§ Written task: Make an exact copy of all the material below, apart from the pictures.

--*--

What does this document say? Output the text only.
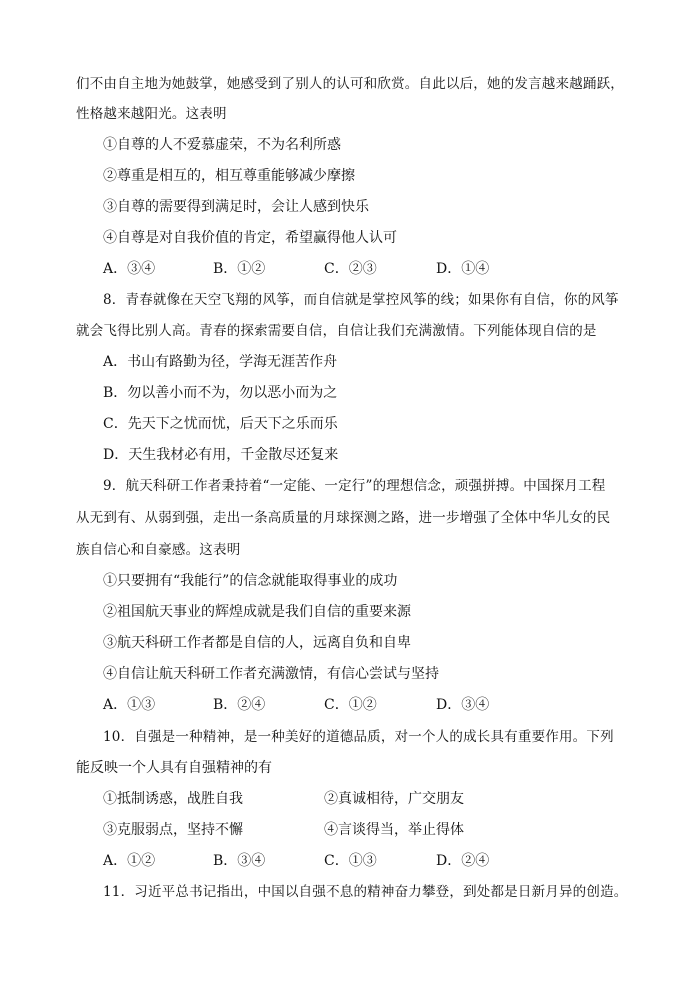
们不由自主地为她鼓掌，她感受到了别人的认可和欣赏。自此以后，她的发言越来越踊跃，
性格越来越阳光。这表明
①自尊的人不爱慕虚荣，不为名利所惑
②尊重是相互的，相互尊重能够减少摩擦
③自尊的需要得到满足时，会让人感到快乐
④自尊是对自我价值的肯定，希望赢得他人认可
A．③④	B．①②	C．②③	D．①④
8．青春就像在天空飞翔的风筝，而自信就是掌控风筝的线；如果你有自信，你的风筝
就会飞得比别人高。青春的探索需要自信，自信让我们充满激情。下列能体现自信的是
A．书山有路勤为径，学海无涯苦作舟
B．勿以善小而不为，勿以恶小而为之
C．先天下之忧而忧，后天下之乐而乐
D．天生我材必有用，千金散尽还复来
9．航天科研工作者秉持着“一定能、一定行”的理想信念，顽强拼搏。中国探月工程
从无到有、从弱到强，走出一条高质量的月球探测之路，进一步增强了全体中华儿女的民
族自信心和自豪感。这表明
①只要拥有“我能行”的信念就能取得事业的成功
②祖国航天事业的辉煌成就是我们自信的重要来源
③航天科研工作者都是自信的人，远离自负和自卑
④自信让航天科研工作者充满激情，有信心尝试与坚持
A．①③	B．②④	C．①②	D．③④
10．自强是一种精神，是一种美好的道德品质，对一个人的成长具有重要作用。下列
能反映一个人具有自强精神的有
①抵制诱惑，战胜自我	②真诚相待，广交朋友
③克服弱点，坚持不懈	④言谈得当，举止得体
A．①②	B．③④	C．①③	D．②④
11．习近平总书记指出，中国以自强不息的精神奋力攀登，到处都是日新月异的创造。
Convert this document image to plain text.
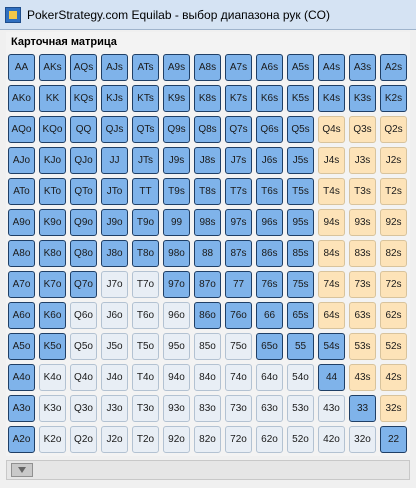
PokerStrategy.com Equilab - выбор диапазона рук (CO)
Карточная матрица
AA	AKs	AQs	AJs	ATs	A9s	A8s	A7s	A6s	A5s	A4s	A3s	A2s
AKo	KK	KQs	KJs	KTs	K9s	K8s	K7s	K6s	K5s	K4s	K3s	K2s
AQo	KQo	QQ	QJs	QTs	Q9s	Q8s	Q7s	Q6s	Q5s	Q4s	Q3s	Q2s
AJo	KJo	QJo	JJ	JTs	J9s	J8s	J7s	J6s	J5s	J4s	J3s	J2s
ATo	KTo	QTo	JTo	TT	T9s	T8s	T7s	T6s	T5s	T4s	T3s	T2s
A9o	K9o	Q9o	J9o	T9o	99	98s	97s	96s	95s	94s	93s	92s
A8o	K8o	Q8o	J8o	T8o	98o	88	87s	86s	85s	84s	83s	82s
A7o	K7o	Q7o	J7o	T7o	97o	87o	77	76s	75s	74s	73s	72s
A6o	K6o	Q6o	J6o	T6o	96o	86o	76o	66	65s	64s	63s	62s
A5o	K5o	Q5o	J5o	T5o	95o	85o	75o	65o	55	54s	53s	52s
A4o	K4o	Q4o	J4o	T4o	94o	84o	74o	64o	54o	44	43s	42s
A3o	K3o	Q3o	J3o	T3o	93o	83o	73o	63o	53o	43o	33	32s
A2o	K2o	Q2o	J2o	T2o	92o	82o	72o	62o	52o	42o	32o	22
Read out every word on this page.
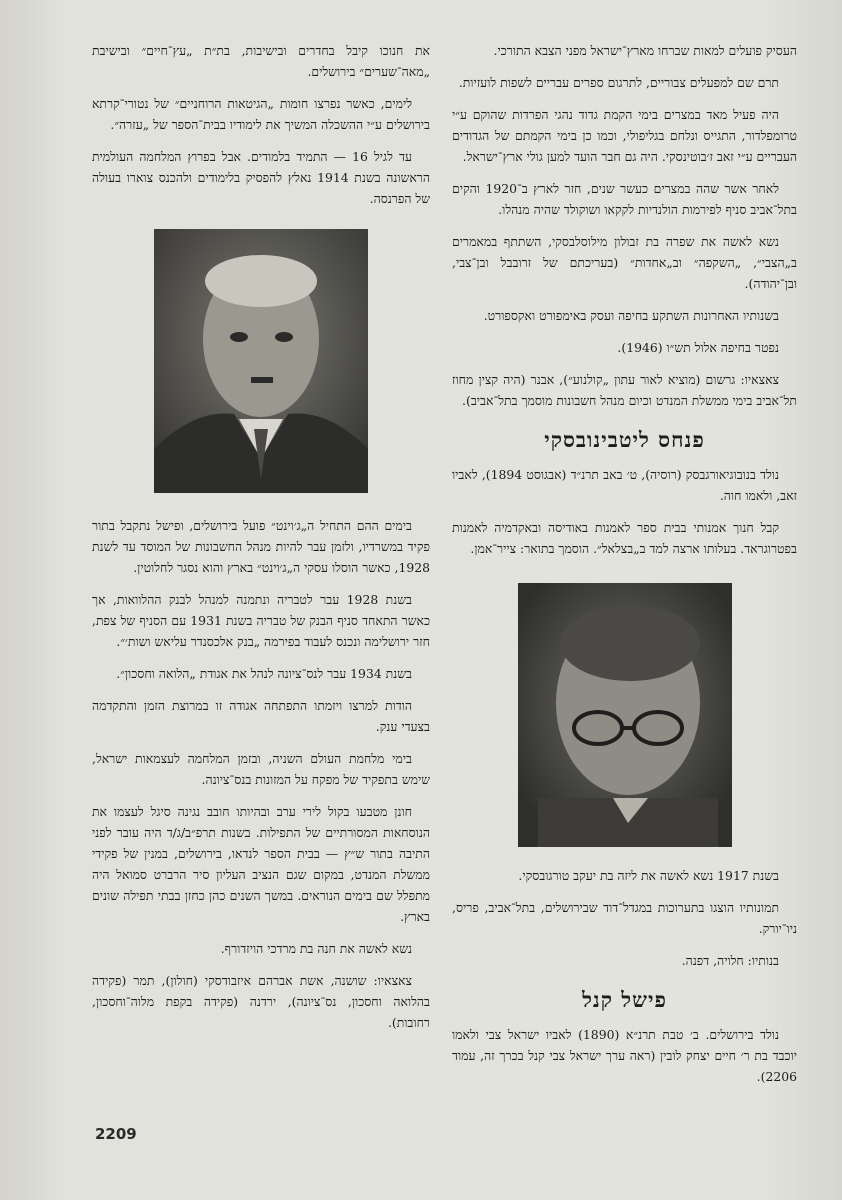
העסיק פועלים למאות שברחו מארץ־ישראל מפני הצבא התורכי.

תרם שם למפעלים צבוריים, לתרגום ספרים עבריים לשפות לועזיות.

היה פעיל מאד במצרים בימי הקמת גדוד נהגי הפרדות שהוקם ע״י טרומפלדור, התגייס ונלחם בגליפולי, וכמו כן בימי הקמתם של הגדודים העבריים ע״י זאב ז׳בוטינסקי. היה גם חבר הועד למען גולי ארץ־ישראל.

לאחר אשר שהה במצרים כעשר שנים, חזר לארץ ב־1920 והקים בתל־אביב סניף לפירמות הולנדיות לקקאו ושוקולד שהיה מנהלו.

נשא לאשה את שפרה בת זבולון מילוסלבסקי, השתתף במאמרים ב„הצבי״, „השקפה״ וב„אחדות״ (בעריכתם של זרובבל ובן־צבי, ובן־יהודה).

בשנותיו האחרונות השתקע בחיפה ועסק באימפורט ואקספורט.

נפטר בחיפה אלול תש״ו (1946).

צאצאיו: גרשום (מוציא לאור עתון „קולנוע״), אבנר (היה קצין מחוז תל־אביב בימי ממשלת המנדט וכיום מנהל חשבונות מוסמך בתל־אביב).

פנחס ליטבינובסקי

נולד בנובוגיאורגבסק (רוסיה), ט׳ באב תרנ״ד (אבגוסט 1894), לאביו זאב, ולאמו חוה.

קבל חנוך אמנותי בבית ספר לאמנות באודיסה ובאקדמיה לאמנות בפטרוגראד. בעלותו ארצה למד ב„בצלאל״. הוסמך בתואר: צייר־אמן.

בשנת 1917 נשא לאשה את ליזה בת יעקב טורגובסקי.

תמונותיו הוצגו בתערוכות במגדל־דוד שבירושלים, בתל־אביב, פריס, ניו־יורק.

בנותיו: חלויה, דפנה.

פישל קנל

נולד בירושלים. ב׳ טבת תרנ״א (1890) לאביו ישראל צבי ולאמו יוכבד בת ר׳ חיים יצחק לובין (ראה ערך ישראל צבי קנל בכרך זה, עמוד 2206).

את חנוכו קיבל בחדרים ובישיבות, בת״ת „עץ־חיים״ ובישיבת „מאה־שערים״ בירושלים.

לימים, כאשר נפרצו חומות „הגיטאות הרוחניים״ של נטורי־קרתא בירושלים ע״י ההשכלה המשיך את לימודיו בבית־הספר של „עזרה״.

עד לגיל 16 — התמיד בלמודים. אבל בפרוץ המלחמה העולמית הראשונה בשנת 1914 נאלץ להפסיק בלימודים ולהכנס צוארו בעולה של הפרנסה.

בימים ההם התחיל ה„ג׳וינט״ פועל בירושלים, ופישל נתקבל בתור פקיד במשרדיו, ולזמן עבר להיות מנהל החשבונות של המוסד עד לשנת 1928, כאשר הוסלו עסקי ה„ג׳וינט״ בארץ והוא נסגר לחלוטין.

בשנת 1928 עבר לטבריה ונתמנה למנהל לבנק ההלוואות, אך כאשר התאחד סניף הבנק של טבריה בשנת 1931 עם הסניף של צפת, חזר ירושלימה ונכנס לעבוד בפירמה „בנק אלכסנדר עליאש ושות׳״.

בשנת 1934 עבר לנס־ציונה לנהל את אגודת „הלואה וחסכון״.

הודות למרצו ויזמתו התפתחה אגודה זו במרוצת הזמן והתקדמה בצעדי ענק.

בימי מלחמת העולם השניה, ובזמן המלחמה לעצמאות ישראל, שימש בתפקיד של מפקח על המזונות בנס־ציונה.

חונן מטבעו בקול לירי ערב ובהיותו חובב נגינה סיגל לעצמו את הנוסחאות המסורתיים של התפילות. בשנות תרפ״ב/ג/ד היה עובר לפני התיבה בתור ש״ץ — בבית הספר לנדאו, בירושלים, במנין של פקידי ממשלת המנדט, במקום שגם הנציב העליון סיר הרברט סמואל היה מתפלל שם בימים הנוראים. במשך השנים כהן כחזן בבתי תפילה שונים בארץ.

נשא לאשה את חנה בת מרדכי הויזדורף.

צאצאיו: שושנה, אשת אברהם איזבודסקי (חולון), תמר (פקידה בהלואה וחסכון, נס־ציונה), ירדנה (פקידה בקפת מלוה־וחסכון, רחובות).

2209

--*--

§ Response to the task:
What does this document say? Output the text only.
们不由自主地为她鼓掌，她感受到了别人的认可和欣赏。自此以后，她的发言越来越踊跃，
性格越来越阳光。这表明
①自尊的人不爱慕虚荣，不为名利所惑
②尊重是相互的，相互尊重能够减少摩擦
③自尊的需要得到满足时，会让人感到快乐
④自尊是对自我价值的肯定，希望赢得他人认可
A．③④	B．①②	C．②③	D．①④
8．青春就像在天空飞翔的风筝，而自信就是掌控风筝的线；如果你有自信，你的风筝
就会飞得比别人高。青春的探索需要自信，自信让我们充满激情。下列能体现自信的是
A．书山有路勤为径，学海无涯苦作舟
B．勿以善小而不为，勿以恶小而为之
C．先天下之忧而忧，后天下之乐而乐
D．天生我材必有用，千金散尽还复来
9．航天科研工作者秉持着“一定能、一定行”的理想信念，顽强拼搏。中国探月工程
从无到有、从弱到强，走出一条高质量的月球探测之路，进一步增强了全体中华儿女的民
族自信心和自豪感。这表明
①只要拥有“我能行”的信念就能取得事业的成功
②祖国航天事业的辉煌成就是我们自信的重要来源
③航天科研工作者都是自信的人，远离自负和自卑
④自信让航天科研工作者充满激情，有信心尝试与坚持
A．①③	B．②④	C．①②	D．③④
10．自强是一种精神，是一种美好的道德品质，对一个人的成长具有重要作用。下列
能反映一个人具有自强精神的有
①抵制诱惑，战胜自我	②真诚相待，广交朋友
③克服弱点，坚持不懈	④言谈得当，举止得体
A．①②	B．③④	C．①③	D．②④
11．习近平总书记指出，中国以自强不息的精神奋力攀登，到处都是日新月异的创造。
Convert this document image to plain text.
PokerStrategy.com Equilab - выбор диапазона рук (CO)
Карточная матрица
AA	AKs	AQs	AJs	ATs	A9s	A8s	A7s	A6s	A5s	A4s	A3s	A2s
AKo	KK	KQs	KJs	KTs	K9s	K8s	K7s	K6s	K5s	K4s	K3s	K2s
AQo	KQo	QQ	QJs	QTs	Q9s	Q8s	Q7s	Q6s	Q5s	Q4s	Q3s	Q2s
AJo	KJo	QJo	JJ	JTs	J9s	J8s	J7s	J6s	J5s	J4s	J3s	J2s
ATo	KTo	QTo	JTo	TT	T9s	T8s	T7s	T6s	T5s	T4s	T3s	T2s
A9o	K9o	Q9o	J9o	T9o	99	98s	97s	96s	95s	94s	93s	92s
A8o	K8o	Q8o	J8o	T8o	98o	88	87s	86s	85s	84s	83s	82s
A7o	K7o	Q7o	J7o	T7o	97o	87o	77	76s	75s	74s	73s	72s
A6o	K6o	Q6o	J6o	T6o	96o	86o	76o	66	65s	64s	63s	62s
A5o	K5o	Q5o	J5o	T5o	95o	85o	75o	65o	55	54s	53s	52s
A4o	K4o	Q4o	J4o	T4o	94o	84o	74o	64o	54o	44	43s	42s
A3o	K3o	Q3o	J3o	T3o	93o	83o	73o	63o	53o	43o	33	32s
A2o	K2o	Q2o	J2o	T2o	92o	82o	72o	62o	52o	42o	32o	22
Read out every word on this page.
העסיק פועלים למאות שברחו מארץ־ישראל מפני הצבא התורכי.

תרם שם למפעלים צבוריים, לתרגום ספרים עבריים לשפות לועזיות.

היה פעיל מאד במצרים בימי הקמת גדוד נהגי הפרדות שהוקם ע״י טרומפלדור, התגייס ונלחם בגליפולי, וכמו כן בימי הקמתם של הגדודים העבריים ע״י זאב ז׳בוטינסקי. היה גם חבר הועד למען גולי ארץ־ישראל.

לאחר אשר שהה במצרים כעשר שנים, חזר לארץ ב־1920 והקים בתל־אביב סניף לפירמות הולנדיות לקקאו ושוקולד שהיה מנהלו.

נשא לאשה את שפרה בת זבולון מילוסלבסקי, השתתף במאמרים ב„הצבי״, „השקפה״ וב„אחדות״ (בעריכתם של זרובבל ובן־צבי, ובן־יהודה).

בשנותיו האחרונות השתקע בחיפה ועסק באימפורט ואקספורט.

נפטר בחיפה אלול תש״ו (1946).

צאצאיו: גרשום (מוציא לאור עתון „קולנוע״), אבנר (היה קצין מחוז תל־אביב בימי ממשלת המנדט וכיום מנהל חשבונות מוסמך בתל־אביב).

פנחס ליטבינובסקי

נולד בנובוגיאורגבסק (רוסיה), ט׳ באב תרנ״ד (אבגוסט 1894), לאביו זאב, ולאמו חוה.

קבל חנוך אמנותי בבית ספר לאמנות באודיסה ובאקדמיה לאמנות בפטרוגראד. בעלותו ארצה למד ב„בצלאל״. הוסמך בתואר: צייר־אמן.

בשנת 1917 נשא לאשה את ליזה בת יעקב טורגובסקי.

תמונותיו הוצגו בתערוכות במגדל־דוד שבירושלים, בתל־אביב, פריס, ניו־יורק.

בנותיו: חלויה, דפנה.

פישל קנל

נולד בירושלים. ב׳ טבת תרנ״א (1890) לאביו ישראל צבי ולאמו יוכבד בת ר׳ חיים יצחק לובין (ראה ערך ישראל צבי קנל בכרך זה, עמוד 2206).

את חנוכו קיבל בחדרים ובישיבות, בת״ת „עץ־חיים״ ובישיבת „מאה־שערים״ בירושלים.

לימים, כאשר נפרצו חומות „הגיטאות הרוחניים״ של נטורי־קרתא בירושלים ע״י ההשכלה המשיך את לימודיו בבית־הספר של „עזרה״.

עד לגיל 16 — התמיד בלמודים. אבל בפרוץ המלחמה העולמית הראשונה בשנת 1914 נאלץ להפסיק בלימודים ולהכנס צוארו בעולה של הפרנסה.

בימים ההם התחיל ה„ג׳וינט״ פועל בירושלים, ופישל נתקבל בתור פקיד במשרדיו, ולזמן עבר להיות מנהל החשבונות של המוסד עד לשנת 1928, כאשר הוסלו עסקי ה„ג׳וינט״ בארץ והוא נסגר לחלוטין.

בשנת 1928 עבר לטבריה ונתמנה למנהל לבנק ההלוואות, אך כאשר התאחד סניף הבנק של טבריה בשנת 1931 עם הסניף של צפת, חזר ירושלימה ונכנס לעבוד בפירמה „בנק אלכסנדר עליאש ושות׳״.

בשנת 1934 עבר לנס־ציונה לנהל את אגודת „הלואה וחסכון״.

הודות למרצו ויזמתו התפתחה אגודה זו במרוצת הזמן והתקדמה בצעדי ענק.

בימי מלחמת העולם השניה, ובזמן המלחמה לעצמאות ישראל, שימש בתפקיד של מפקח על המזונות בנס־ציונה.

חונן מטבעו בקול לירי ערב ובהיותו חובב נגינה סיגל לעצמו את הנוסחאות המסורתיים של התפילות. בשנות תרפ״ב/ג/ד היה עובר לפני התיבה בתור ש״ץ — בבית הספר לנדאו, בירושלים, במנין של פקידי ממשלת המנדט, במקום שגם הנציב העליון סיר הרברט סמואל היה מתפלל שם בימים הנוראים. במשך השנים כהן כחזן בבתי תפילה שונים בארץ.

נשא לאשה את חנה בת מרדכי הויזדורף.

צאצאיו: שושנה, אשת אברהם איזבודסקי (חולון), תמר (פקידה בהלואה וחסכון, נס־ציונה), ירדנה (פקידה בקפת מלוה־וחסכון, רחובות).

2209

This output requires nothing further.